== RECORDS SUPPLIED ==
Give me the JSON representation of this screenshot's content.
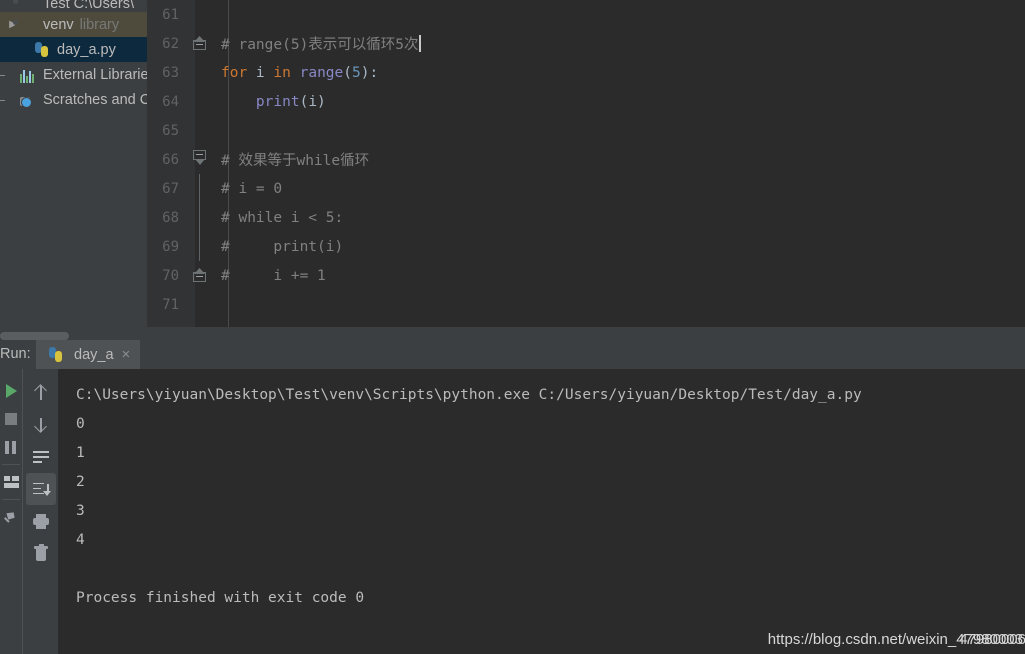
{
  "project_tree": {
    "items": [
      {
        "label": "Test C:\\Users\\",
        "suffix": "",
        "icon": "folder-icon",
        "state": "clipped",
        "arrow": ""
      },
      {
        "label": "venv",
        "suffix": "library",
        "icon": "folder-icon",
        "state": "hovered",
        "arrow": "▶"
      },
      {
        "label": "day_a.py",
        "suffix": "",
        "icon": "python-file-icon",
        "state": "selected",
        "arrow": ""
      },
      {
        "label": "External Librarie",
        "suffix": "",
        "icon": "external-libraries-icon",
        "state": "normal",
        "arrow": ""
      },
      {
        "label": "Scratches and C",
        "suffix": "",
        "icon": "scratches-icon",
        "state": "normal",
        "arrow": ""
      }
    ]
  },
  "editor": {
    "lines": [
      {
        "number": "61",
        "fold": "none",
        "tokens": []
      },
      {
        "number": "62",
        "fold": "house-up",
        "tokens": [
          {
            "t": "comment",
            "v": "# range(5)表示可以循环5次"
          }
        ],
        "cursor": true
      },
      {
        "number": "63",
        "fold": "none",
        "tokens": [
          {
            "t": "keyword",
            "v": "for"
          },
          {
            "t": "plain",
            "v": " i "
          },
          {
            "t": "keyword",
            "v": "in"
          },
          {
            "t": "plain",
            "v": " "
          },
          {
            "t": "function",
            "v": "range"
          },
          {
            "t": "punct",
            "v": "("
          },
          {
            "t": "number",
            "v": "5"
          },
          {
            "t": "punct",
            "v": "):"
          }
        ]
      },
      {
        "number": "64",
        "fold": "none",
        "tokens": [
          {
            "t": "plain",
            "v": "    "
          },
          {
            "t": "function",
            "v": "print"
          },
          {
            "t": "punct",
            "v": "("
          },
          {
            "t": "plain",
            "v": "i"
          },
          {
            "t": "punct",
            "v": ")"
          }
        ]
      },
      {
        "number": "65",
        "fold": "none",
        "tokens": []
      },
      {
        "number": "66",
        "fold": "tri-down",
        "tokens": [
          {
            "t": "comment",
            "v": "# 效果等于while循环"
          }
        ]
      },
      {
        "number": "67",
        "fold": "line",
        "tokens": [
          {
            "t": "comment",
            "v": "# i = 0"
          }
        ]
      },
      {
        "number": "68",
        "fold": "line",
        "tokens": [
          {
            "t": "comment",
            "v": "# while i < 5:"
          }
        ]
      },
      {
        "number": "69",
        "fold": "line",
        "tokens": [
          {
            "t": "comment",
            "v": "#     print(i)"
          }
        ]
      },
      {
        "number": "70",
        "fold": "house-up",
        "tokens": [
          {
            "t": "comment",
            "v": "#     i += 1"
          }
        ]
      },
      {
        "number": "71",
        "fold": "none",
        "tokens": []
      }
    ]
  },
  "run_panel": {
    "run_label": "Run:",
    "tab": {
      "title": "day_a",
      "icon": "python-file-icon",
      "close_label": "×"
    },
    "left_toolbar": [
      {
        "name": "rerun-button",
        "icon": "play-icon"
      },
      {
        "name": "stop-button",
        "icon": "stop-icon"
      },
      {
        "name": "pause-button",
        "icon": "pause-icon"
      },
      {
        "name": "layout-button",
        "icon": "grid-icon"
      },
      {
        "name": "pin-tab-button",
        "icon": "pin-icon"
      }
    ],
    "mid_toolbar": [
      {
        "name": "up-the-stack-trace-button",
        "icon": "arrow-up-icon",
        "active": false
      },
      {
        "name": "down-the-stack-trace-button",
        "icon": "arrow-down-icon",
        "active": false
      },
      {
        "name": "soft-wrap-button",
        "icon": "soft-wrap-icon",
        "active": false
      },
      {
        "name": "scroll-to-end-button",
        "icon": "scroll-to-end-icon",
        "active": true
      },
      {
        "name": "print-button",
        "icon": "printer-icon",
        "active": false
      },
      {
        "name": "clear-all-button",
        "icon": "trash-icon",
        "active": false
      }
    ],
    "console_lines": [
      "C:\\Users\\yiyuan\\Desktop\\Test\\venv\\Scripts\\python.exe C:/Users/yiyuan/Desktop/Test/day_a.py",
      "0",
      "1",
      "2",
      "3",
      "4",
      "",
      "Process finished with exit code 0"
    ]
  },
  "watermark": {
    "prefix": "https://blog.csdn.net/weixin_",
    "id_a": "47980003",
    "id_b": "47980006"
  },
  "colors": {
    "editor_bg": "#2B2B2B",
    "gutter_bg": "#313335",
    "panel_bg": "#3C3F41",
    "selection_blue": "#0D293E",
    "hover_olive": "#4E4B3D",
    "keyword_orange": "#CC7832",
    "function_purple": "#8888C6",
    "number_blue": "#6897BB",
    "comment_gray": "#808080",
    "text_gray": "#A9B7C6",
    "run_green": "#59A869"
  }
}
===
== RECORDS SUPPLIED ==
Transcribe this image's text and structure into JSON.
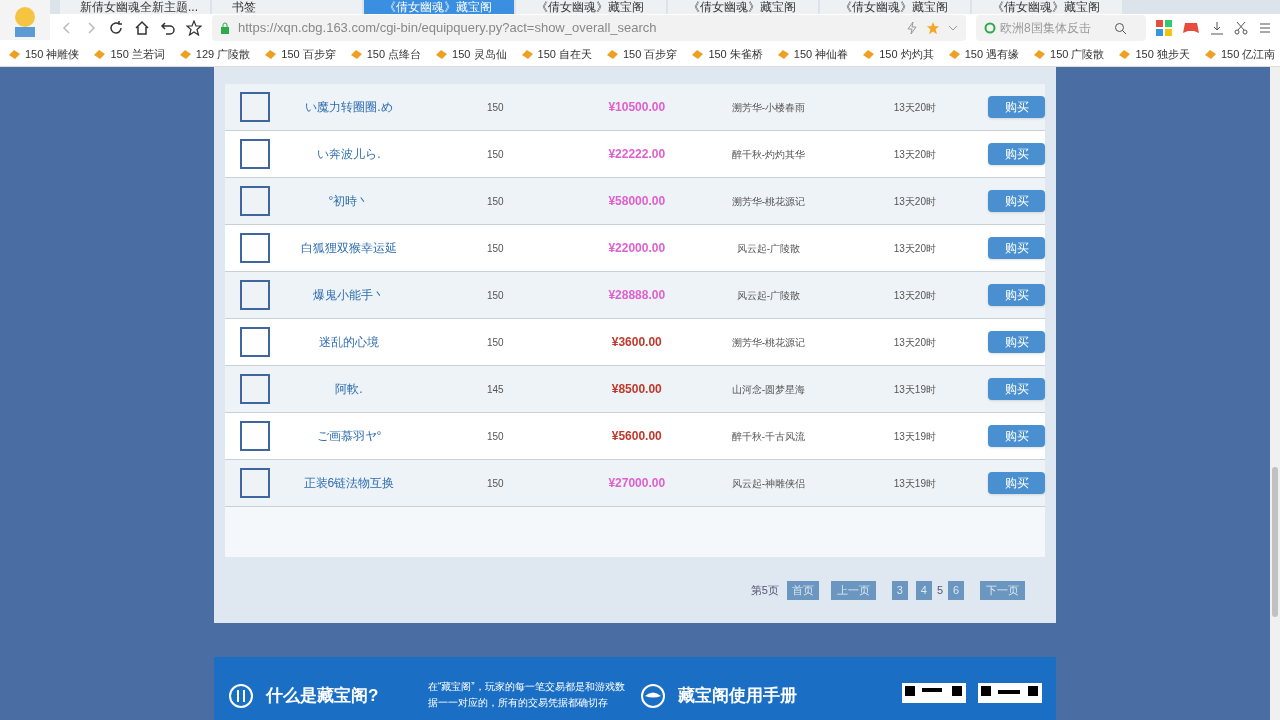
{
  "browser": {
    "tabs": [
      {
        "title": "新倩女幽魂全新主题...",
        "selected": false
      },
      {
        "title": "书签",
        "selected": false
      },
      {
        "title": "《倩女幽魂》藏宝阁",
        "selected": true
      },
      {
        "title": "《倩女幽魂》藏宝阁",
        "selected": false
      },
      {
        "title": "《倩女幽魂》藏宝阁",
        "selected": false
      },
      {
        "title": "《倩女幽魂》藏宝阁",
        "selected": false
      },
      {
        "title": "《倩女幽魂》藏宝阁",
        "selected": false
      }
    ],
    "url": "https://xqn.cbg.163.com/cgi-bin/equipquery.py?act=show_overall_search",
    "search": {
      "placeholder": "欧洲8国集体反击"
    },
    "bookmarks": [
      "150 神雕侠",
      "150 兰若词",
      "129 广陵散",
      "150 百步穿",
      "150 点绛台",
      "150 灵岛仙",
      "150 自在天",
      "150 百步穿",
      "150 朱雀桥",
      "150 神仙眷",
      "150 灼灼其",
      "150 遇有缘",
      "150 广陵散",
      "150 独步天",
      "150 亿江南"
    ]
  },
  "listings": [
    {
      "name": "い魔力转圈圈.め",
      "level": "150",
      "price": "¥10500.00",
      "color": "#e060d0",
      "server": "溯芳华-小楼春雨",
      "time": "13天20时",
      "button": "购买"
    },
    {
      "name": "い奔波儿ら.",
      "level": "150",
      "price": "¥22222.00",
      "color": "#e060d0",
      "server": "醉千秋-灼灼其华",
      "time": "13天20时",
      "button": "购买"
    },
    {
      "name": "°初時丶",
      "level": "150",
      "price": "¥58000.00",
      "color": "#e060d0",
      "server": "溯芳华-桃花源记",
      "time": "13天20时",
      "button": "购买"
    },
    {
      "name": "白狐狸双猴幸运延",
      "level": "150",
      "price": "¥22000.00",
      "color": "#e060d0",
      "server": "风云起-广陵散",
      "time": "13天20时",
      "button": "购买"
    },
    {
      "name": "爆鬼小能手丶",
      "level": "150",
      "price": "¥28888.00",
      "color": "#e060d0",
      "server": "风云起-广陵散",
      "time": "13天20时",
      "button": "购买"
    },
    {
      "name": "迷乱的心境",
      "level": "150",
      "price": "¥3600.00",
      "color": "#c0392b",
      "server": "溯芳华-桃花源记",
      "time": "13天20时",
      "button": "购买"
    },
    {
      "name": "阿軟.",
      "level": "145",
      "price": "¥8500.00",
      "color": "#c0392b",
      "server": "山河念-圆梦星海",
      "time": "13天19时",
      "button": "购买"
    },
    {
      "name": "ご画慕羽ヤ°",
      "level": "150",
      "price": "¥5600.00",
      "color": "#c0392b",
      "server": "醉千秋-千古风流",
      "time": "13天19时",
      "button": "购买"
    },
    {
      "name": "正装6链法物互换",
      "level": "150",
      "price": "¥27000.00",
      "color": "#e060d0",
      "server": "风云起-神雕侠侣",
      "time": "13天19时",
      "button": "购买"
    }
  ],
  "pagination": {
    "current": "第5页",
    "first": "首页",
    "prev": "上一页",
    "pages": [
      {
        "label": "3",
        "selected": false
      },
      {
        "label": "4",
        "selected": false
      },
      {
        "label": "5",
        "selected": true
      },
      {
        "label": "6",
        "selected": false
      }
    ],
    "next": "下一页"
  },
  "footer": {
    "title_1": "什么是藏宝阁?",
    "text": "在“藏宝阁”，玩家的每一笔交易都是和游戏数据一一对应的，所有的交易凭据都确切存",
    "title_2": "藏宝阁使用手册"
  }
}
===
▶ **WORK TO COMPLETE**: Find the word "wrap" in the records and pull out each line that has it.

▶ **FULL ANSWER**:
        "name": "soft-wrap-button",
        "icon": "soft-wrap-icon",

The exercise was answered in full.